-- start Input data --

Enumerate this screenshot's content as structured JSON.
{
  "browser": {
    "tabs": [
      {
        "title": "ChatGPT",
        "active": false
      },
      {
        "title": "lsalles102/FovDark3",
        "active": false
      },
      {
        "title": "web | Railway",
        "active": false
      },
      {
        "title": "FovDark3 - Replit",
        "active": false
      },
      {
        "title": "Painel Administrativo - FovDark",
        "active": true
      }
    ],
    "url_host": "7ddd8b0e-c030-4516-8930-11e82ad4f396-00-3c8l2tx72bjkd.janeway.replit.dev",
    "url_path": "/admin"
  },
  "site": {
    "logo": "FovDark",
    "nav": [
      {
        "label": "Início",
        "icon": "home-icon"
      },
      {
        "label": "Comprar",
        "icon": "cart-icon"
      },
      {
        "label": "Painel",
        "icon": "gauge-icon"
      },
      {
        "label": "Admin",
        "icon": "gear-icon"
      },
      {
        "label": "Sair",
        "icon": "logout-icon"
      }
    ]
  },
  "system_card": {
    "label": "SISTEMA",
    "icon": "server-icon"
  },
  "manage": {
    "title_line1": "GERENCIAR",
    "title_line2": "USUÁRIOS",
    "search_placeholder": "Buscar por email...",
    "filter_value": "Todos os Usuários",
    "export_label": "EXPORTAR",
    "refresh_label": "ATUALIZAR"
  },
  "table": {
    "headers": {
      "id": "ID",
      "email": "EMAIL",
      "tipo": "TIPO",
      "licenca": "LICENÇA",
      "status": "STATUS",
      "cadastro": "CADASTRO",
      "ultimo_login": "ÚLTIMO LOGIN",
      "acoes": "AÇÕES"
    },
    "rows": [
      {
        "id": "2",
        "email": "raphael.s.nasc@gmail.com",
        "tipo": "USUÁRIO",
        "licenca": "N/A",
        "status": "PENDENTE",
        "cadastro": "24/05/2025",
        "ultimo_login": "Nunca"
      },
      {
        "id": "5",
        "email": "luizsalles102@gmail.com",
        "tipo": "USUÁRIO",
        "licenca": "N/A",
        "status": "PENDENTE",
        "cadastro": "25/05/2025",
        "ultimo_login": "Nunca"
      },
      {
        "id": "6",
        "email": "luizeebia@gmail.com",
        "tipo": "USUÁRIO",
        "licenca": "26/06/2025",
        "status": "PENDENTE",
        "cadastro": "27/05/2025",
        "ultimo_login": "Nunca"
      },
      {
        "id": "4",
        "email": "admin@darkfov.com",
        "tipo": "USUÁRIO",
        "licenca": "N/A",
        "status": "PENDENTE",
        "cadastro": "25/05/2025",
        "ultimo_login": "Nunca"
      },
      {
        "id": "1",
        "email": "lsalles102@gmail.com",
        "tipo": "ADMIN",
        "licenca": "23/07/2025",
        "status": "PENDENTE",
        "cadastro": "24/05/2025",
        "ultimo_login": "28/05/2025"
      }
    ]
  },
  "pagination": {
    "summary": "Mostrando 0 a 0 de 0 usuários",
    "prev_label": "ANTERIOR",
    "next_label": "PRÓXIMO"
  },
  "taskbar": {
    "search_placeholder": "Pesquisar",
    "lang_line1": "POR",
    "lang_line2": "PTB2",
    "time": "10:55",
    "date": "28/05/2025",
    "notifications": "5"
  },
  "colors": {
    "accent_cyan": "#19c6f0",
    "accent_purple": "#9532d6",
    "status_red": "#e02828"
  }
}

-- end Input data --

Exercise instructions |
From the entries above, copy every line containing the word "gmail".

Answer to the exercise |
        "email": "raphael.s.nasc@gmail.com",
        "email": "luizsalles102@gmail.com",
        "email": "luizeebia@gmail.com",
        "email": "lsalles102@gmail.com",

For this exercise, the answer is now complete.